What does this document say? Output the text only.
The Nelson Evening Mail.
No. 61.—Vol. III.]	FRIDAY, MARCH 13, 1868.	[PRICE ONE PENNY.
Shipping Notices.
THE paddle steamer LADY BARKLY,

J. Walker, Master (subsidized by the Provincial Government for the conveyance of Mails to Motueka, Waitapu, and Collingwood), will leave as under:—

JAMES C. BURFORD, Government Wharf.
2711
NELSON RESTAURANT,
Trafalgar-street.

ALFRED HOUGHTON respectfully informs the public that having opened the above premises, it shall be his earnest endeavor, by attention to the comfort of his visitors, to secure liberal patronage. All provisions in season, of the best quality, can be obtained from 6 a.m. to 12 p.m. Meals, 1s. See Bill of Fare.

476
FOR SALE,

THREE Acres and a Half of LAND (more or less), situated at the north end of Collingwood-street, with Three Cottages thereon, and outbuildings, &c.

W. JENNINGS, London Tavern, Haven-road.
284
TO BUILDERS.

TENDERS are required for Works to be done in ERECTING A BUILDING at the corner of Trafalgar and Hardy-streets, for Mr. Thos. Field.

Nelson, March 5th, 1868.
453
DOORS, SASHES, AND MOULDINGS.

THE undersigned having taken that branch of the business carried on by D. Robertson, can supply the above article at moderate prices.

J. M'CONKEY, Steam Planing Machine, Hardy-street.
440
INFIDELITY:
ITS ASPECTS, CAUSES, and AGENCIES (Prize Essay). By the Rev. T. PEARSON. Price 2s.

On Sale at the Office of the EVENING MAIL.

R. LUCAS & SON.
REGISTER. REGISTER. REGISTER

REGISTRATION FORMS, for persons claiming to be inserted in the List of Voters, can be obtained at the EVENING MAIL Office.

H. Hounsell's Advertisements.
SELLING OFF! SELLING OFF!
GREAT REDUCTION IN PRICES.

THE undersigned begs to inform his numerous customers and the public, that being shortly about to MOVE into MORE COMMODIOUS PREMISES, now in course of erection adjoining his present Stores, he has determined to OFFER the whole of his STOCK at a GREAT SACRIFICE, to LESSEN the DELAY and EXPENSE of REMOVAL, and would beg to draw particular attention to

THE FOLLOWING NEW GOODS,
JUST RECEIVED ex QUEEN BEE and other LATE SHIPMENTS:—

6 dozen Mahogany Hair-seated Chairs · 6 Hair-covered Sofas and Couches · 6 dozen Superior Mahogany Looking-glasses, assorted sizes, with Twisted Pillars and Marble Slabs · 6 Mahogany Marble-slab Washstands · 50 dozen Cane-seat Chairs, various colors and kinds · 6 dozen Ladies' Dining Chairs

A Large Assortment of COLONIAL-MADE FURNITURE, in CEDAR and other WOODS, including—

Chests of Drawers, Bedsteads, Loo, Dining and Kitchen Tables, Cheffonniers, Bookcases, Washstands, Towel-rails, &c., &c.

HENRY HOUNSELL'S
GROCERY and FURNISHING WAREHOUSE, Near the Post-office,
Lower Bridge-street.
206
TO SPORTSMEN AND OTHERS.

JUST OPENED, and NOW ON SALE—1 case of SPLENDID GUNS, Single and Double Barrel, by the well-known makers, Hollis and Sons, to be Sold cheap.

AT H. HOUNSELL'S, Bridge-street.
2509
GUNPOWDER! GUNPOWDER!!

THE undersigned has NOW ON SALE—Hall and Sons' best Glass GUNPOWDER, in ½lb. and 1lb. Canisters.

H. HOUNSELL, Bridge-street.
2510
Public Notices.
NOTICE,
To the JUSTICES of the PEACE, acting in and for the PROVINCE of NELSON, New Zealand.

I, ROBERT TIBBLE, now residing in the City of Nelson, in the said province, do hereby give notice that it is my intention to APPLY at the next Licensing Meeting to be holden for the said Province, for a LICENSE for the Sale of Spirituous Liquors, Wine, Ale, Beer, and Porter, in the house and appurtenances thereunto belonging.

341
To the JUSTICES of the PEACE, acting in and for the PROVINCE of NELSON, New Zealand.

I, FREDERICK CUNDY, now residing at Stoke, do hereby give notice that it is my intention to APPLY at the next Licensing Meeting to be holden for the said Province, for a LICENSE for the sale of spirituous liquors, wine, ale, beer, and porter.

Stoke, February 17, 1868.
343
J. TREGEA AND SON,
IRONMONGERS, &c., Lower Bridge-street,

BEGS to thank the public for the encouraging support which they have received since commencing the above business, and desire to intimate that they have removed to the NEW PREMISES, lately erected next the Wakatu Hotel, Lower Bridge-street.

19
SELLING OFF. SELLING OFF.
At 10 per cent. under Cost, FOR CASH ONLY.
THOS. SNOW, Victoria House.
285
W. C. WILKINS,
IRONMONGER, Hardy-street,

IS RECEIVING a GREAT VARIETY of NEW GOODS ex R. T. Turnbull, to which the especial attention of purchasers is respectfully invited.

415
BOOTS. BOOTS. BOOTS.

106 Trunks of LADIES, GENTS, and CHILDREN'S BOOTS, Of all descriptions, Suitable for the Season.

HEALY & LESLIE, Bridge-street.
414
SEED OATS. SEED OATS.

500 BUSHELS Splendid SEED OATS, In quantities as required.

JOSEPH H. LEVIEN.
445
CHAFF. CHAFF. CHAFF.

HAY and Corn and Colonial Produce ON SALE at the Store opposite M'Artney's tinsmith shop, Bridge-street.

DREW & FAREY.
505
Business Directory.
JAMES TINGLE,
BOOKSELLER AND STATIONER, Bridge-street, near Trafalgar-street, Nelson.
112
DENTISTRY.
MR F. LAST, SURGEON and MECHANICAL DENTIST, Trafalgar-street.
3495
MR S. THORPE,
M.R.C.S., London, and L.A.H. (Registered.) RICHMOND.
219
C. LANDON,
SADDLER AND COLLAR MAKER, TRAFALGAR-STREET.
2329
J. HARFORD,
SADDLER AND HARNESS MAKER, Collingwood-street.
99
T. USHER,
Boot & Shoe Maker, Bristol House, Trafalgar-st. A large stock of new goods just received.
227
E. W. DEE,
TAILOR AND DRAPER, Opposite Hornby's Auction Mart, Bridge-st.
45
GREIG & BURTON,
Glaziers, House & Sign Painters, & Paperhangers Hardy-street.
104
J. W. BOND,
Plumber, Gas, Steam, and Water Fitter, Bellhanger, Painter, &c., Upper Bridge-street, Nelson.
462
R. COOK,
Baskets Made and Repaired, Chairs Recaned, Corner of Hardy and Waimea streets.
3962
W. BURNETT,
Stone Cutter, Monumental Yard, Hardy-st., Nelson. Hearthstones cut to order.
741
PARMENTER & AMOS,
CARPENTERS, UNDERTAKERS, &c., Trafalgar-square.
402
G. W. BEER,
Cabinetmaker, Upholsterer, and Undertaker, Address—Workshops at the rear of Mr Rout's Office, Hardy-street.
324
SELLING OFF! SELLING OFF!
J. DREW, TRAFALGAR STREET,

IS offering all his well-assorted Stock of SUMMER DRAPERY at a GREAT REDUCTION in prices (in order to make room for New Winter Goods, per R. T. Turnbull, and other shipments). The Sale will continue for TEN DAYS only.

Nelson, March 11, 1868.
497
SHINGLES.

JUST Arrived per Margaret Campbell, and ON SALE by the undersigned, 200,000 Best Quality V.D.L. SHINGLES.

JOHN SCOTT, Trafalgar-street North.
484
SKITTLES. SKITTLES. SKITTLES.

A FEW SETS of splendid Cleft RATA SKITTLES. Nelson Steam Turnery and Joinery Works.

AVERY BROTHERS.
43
----
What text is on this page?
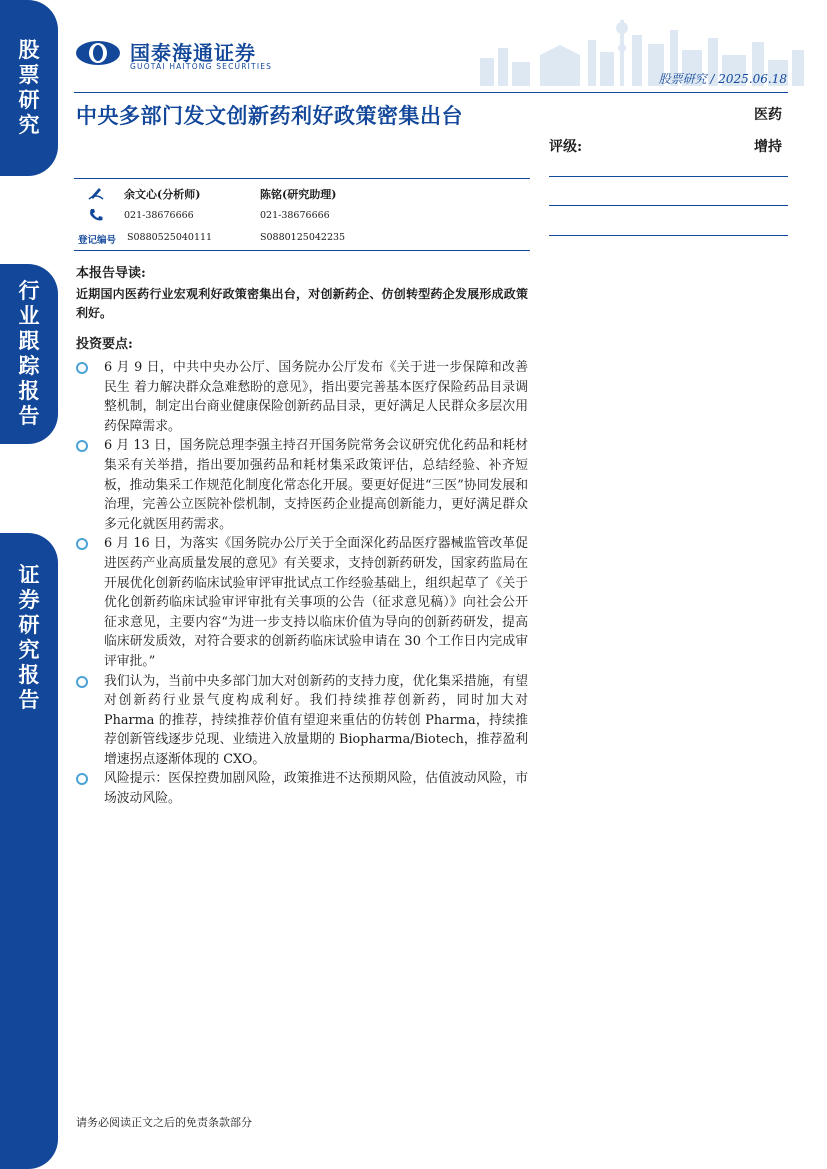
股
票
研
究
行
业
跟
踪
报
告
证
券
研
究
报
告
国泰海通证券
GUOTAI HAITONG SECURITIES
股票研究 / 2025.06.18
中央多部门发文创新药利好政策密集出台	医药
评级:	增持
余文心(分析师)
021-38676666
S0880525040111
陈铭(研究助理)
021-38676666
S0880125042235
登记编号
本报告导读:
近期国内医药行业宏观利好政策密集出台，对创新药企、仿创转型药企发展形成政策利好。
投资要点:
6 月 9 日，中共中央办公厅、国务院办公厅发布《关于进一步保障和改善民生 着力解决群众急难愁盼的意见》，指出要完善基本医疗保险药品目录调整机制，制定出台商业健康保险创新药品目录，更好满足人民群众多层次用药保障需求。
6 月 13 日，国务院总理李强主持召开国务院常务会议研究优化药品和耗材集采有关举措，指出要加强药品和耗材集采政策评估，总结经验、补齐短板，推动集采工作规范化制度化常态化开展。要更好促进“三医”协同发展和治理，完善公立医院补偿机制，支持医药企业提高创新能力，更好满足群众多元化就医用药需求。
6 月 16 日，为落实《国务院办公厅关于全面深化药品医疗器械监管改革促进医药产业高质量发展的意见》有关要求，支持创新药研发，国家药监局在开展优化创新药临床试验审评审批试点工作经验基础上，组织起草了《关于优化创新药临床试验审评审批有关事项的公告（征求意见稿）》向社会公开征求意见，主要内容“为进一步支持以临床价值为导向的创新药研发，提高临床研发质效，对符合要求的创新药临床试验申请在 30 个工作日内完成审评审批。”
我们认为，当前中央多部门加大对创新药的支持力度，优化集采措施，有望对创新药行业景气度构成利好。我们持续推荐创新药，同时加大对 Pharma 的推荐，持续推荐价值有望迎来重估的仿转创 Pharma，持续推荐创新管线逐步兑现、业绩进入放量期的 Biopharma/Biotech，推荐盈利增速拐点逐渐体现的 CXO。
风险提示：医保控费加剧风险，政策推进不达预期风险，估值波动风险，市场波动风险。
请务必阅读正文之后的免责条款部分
----
Check every line of the material for the string "attention" and give the number of lines that have it, without anything else.

**Final result**
3